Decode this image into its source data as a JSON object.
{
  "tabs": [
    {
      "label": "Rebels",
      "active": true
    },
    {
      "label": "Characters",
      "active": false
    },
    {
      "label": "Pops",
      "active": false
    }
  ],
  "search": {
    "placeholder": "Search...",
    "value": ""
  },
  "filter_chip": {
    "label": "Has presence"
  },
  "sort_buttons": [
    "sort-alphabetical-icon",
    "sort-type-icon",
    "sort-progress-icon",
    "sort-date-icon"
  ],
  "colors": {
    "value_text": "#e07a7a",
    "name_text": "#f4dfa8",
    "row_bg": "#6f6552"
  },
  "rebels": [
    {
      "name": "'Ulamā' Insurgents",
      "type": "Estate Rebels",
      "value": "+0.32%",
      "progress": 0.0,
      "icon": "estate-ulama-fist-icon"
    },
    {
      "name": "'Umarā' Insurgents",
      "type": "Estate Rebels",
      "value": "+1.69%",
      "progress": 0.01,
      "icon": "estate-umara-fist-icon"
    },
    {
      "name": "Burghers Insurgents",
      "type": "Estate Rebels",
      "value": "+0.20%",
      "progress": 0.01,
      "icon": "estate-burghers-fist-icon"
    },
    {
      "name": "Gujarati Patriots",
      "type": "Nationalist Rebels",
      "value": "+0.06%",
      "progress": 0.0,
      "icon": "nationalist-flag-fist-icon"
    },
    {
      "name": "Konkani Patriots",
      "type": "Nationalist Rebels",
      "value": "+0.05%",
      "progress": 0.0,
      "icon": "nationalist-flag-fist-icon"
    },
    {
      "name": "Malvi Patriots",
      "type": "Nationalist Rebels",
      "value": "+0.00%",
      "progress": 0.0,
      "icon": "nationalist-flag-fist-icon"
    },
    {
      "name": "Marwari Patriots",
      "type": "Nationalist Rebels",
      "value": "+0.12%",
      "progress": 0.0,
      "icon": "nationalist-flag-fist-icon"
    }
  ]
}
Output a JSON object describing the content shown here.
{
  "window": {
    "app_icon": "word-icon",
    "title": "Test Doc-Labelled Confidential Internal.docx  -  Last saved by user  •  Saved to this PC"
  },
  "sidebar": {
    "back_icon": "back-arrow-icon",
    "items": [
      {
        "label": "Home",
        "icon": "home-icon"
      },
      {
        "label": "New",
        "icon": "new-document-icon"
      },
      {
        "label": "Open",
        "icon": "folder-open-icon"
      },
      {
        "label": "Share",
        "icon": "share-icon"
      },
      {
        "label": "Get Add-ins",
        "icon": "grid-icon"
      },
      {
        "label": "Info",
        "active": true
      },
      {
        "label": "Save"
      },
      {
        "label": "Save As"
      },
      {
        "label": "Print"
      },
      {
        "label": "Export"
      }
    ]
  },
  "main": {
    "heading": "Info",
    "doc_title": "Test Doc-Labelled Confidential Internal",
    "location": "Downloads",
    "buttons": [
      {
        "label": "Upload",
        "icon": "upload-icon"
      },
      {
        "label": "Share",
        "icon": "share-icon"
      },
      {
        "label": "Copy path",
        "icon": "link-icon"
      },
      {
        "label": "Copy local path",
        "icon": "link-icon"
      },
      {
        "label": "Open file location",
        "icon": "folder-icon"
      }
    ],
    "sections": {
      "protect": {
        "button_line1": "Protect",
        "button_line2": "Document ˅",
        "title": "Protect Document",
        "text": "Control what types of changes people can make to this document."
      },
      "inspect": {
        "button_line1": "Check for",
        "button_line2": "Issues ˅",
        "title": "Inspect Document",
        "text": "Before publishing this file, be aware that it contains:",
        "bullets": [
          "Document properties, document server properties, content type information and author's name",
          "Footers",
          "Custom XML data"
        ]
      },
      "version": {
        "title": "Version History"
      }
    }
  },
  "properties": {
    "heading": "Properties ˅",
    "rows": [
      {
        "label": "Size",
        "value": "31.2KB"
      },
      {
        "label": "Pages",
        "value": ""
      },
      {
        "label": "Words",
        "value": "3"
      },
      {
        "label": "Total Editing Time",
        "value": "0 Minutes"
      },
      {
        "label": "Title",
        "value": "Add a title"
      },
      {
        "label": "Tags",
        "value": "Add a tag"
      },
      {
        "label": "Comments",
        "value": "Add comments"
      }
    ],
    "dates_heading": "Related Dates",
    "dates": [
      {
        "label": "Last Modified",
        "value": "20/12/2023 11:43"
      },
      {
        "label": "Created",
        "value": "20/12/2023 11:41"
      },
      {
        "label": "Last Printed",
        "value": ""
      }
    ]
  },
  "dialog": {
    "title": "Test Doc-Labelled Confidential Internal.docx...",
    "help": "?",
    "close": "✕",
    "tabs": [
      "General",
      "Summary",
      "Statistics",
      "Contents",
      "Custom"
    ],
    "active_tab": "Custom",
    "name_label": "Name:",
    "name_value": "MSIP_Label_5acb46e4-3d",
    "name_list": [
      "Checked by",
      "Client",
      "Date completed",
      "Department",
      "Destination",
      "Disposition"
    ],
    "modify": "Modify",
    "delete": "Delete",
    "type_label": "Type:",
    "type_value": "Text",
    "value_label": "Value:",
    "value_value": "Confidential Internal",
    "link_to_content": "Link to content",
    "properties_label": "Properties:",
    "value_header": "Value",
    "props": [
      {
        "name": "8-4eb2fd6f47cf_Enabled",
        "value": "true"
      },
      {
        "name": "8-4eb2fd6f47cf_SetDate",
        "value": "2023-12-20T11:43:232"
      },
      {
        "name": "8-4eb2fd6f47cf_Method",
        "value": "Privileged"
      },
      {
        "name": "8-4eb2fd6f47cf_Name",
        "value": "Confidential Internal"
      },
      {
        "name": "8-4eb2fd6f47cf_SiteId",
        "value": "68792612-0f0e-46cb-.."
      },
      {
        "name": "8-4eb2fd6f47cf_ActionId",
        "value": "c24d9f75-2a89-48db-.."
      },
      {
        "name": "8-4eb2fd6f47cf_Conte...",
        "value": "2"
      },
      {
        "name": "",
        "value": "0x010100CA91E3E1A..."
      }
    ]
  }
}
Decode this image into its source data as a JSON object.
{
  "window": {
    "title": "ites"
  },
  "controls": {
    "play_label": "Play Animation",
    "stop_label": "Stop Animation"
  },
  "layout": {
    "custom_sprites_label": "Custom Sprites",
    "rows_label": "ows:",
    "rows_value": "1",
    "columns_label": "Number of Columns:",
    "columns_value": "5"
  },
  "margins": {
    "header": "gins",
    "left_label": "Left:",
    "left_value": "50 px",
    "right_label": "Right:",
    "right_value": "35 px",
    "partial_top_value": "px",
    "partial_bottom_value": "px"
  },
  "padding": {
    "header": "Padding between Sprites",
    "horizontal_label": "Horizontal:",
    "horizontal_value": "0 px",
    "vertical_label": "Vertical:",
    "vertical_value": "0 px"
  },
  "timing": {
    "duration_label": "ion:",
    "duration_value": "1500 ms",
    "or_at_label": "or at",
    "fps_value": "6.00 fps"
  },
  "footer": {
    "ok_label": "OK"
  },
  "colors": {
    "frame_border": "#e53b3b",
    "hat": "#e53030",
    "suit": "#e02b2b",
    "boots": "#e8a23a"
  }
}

============

Count up every line above that has the word "Labelled" in it; answer with the number alone.

3